Stored items
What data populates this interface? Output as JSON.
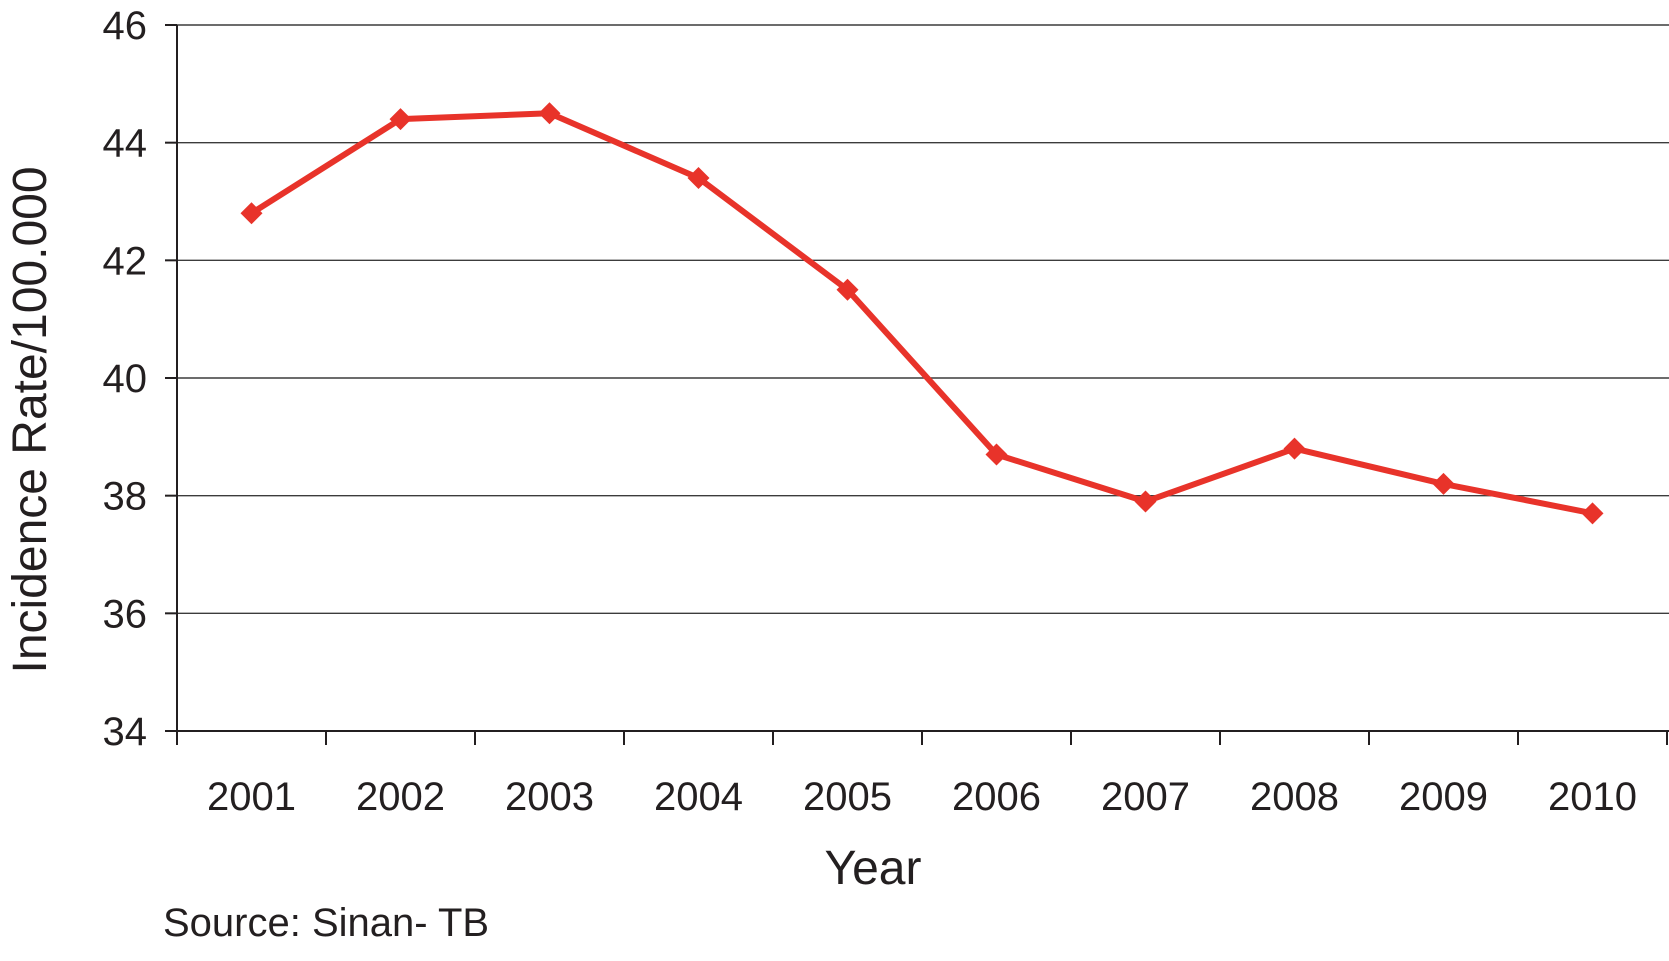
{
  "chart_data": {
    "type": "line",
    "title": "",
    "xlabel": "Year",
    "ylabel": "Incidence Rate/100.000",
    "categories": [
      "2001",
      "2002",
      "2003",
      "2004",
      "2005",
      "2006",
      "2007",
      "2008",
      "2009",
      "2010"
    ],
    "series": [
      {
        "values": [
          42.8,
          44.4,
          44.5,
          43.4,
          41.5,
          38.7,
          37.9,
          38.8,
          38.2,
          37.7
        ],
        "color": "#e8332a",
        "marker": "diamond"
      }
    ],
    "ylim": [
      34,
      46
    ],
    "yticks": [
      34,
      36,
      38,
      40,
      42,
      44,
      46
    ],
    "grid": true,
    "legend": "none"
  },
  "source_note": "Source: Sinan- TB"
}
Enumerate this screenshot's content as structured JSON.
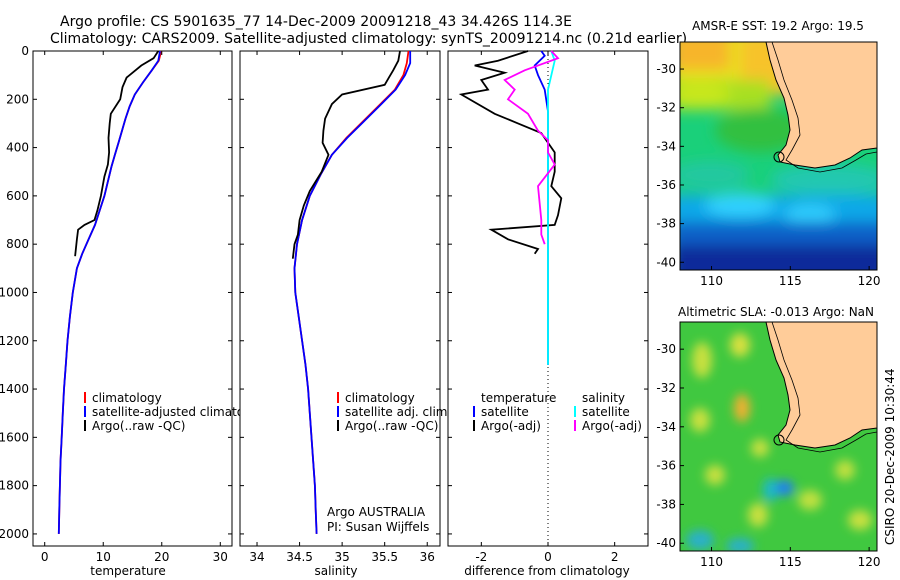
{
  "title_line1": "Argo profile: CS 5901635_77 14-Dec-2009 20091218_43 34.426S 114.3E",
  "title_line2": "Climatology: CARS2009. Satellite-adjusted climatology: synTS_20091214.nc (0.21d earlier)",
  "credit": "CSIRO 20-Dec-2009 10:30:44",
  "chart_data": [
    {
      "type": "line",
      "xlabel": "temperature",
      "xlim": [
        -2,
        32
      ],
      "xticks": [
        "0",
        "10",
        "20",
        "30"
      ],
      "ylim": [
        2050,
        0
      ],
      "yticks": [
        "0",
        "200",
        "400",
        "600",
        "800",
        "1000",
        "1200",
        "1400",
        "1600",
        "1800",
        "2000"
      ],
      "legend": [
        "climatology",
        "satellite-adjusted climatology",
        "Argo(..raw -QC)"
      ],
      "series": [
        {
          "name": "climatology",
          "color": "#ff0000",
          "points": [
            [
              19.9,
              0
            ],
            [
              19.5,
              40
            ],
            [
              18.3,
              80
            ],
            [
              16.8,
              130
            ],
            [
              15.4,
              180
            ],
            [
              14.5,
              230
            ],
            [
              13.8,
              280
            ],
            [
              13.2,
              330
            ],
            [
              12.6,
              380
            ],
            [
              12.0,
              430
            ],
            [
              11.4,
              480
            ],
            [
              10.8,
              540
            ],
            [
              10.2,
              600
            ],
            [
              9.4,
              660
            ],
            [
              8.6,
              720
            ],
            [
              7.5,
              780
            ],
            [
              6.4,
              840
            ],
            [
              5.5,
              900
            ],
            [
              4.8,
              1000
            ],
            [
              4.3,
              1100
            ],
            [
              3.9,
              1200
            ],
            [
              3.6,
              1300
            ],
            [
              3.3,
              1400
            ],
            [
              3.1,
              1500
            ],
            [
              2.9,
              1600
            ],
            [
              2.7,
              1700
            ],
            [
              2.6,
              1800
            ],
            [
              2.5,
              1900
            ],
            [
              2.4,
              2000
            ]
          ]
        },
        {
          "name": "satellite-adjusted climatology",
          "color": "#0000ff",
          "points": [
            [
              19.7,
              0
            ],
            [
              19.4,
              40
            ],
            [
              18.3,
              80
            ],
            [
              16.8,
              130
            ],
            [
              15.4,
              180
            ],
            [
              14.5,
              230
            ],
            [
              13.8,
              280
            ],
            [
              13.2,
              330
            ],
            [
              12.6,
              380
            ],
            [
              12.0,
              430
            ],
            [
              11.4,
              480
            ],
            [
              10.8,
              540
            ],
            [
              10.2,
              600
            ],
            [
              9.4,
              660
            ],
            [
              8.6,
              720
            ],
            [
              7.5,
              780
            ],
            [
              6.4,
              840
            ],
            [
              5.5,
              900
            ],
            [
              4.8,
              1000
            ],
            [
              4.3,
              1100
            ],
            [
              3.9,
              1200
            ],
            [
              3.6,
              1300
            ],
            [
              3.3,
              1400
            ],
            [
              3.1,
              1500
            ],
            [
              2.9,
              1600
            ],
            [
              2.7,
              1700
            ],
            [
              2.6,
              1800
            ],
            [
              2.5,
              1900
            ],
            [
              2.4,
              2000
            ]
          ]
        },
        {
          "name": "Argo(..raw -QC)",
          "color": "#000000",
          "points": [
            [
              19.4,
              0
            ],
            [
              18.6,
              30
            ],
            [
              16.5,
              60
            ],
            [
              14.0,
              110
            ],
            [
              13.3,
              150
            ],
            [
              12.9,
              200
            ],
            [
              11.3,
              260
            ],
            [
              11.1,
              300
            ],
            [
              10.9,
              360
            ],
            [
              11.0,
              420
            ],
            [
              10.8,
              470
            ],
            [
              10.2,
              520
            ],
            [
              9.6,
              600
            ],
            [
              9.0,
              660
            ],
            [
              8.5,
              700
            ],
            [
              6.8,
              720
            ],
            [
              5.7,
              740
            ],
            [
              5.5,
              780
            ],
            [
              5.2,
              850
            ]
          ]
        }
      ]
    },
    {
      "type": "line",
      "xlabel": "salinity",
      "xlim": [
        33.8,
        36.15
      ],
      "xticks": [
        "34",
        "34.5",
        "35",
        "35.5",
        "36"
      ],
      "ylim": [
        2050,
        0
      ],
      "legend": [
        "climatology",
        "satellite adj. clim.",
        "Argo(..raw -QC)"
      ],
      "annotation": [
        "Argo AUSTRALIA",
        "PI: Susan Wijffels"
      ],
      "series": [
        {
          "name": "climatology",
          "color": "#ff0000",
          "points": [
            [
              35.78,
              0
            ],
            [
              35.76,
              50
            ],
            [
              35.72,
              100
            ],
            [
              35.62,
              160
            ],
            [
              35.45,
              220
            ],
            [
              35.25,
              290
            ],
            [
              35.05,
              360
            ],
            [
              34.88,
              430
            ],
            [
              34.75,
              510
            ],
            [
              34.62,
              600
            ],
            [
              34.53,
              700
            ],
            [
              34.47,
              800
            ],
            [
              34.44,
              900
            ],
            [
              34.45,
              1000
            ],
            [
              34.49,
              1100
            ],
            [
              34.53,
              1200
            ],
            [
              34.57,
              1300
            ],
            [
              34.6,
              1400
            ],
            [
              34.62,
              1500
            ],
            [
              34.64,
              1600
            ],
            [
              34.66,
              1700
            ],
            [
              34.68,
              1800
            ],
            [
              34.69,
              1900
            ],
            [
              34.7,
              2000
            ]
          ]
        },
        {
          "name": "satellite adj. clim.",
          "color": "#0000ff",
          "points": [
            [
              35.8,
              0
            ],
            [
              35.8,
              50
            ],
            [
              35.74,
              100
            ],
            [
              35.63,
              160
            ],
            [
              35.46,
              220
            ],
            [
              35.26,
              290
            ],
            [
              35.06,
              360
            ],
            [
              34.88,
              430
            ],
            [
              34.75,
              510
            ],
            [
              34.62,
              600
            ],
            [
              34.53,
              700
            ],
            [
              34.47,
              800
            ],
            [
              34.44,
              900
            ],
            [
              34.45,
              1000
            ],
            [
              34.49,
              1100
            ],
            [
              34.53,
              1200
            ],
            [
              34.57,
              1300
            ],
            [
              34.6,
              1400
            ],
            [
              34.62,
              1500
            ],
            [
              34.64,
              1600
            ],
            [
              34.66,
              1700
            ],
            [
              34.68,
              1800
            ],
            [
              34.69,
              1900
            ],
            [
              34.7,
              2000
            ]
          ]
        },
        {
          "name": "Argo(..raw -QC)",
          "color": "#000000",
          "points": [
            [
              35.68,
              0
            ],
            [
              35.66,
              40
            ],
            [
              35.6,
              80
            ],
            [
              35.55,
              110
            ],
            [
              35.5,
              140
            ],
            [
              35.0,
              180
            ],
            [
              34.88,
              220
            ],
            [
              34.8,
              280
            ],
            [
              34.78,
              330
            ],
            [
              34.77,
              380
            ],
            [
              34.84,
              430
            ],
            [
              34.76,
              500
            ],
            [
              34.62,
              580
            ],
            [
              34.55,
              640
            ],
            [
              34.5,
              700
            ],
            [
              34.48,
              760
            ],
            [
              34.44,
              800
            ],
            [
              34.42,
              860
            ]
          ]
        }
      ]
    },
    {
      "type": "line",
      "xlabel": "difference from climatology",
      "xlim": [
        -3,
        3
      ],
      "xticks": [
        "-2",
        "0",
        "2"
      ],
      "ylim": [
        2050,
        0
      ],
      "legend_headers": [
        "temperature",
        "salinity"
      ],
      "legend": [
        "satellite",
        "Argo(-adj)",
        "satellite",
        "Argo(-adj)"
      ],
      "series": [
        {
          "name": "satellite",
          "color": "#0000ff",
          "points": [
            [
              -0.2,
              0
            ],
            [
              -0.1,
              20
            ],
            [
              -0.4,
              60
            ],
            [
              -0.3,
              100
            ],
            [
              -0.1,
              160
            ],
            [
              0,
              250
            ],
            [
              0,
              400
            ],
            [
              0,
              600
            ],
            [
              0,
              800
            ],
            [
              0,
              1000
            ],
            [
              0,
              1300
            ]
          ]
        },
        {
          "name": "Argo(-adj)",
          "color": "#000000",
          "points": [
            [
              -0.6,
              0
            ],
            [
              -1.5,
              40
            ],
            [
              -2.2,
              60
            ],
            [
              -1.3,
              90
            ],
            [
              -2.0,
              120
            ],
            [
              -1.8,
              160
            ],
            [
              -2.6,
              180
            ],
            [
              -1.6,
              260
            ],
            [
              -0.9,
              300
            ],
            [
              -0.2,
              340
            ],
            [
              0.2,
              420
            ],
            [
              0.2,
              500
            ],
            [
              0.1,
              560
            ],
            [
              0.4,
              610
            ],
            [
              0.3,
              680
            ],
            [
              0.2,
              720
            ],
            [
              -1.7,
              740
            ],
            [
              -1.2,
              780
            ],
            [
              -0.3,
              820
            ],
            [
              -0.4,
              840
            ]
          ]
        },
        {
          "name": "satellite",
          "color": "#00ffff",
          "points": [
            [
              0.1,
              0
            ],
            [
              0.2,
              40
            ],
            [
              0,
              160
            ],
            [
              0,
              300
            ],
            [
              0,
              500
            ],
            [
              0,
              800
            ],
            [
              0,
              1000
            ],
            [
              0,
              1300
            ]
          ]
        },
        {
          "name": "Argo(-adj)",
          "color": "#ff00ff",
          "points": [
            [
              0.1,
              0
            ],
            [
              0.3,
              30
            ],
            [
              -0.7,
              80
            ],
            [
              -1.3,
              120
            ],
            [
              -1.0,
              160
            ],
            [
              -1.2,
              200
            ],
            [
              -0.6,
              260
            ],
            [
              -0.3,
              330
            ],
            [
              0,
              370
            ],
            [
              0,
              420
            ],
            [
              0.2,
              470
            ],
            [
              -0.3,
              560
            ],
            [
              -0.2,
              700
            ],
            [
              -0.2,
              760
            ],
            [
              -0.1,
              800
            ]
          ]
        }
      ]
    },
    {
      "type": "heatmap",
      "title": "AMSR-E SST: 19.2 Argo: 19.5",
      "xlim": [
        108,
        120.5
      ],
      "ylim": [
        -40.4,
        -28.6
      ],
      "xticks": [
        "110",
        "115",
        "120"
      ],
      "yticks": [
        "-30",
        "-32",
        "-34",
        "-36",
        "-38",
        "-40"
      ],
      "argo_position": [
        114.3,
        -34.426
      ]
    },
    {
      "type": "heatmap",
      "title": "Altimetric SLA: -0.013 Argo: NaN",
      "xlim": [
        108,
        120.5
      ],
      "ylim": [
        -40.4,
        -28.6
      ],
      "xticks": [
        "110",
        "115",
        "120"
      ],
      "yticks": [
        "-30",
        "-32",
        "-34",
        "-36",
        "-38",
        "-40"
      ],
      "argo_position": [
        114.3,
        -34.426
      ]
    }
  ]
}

▶ _Written task_: Keep only the lines that hold the string "JSON", and copy them out.

▶ _Written solution_:
What data populates this interface? Output as JSON.
Enumerate this screenshot's content as structured JSON.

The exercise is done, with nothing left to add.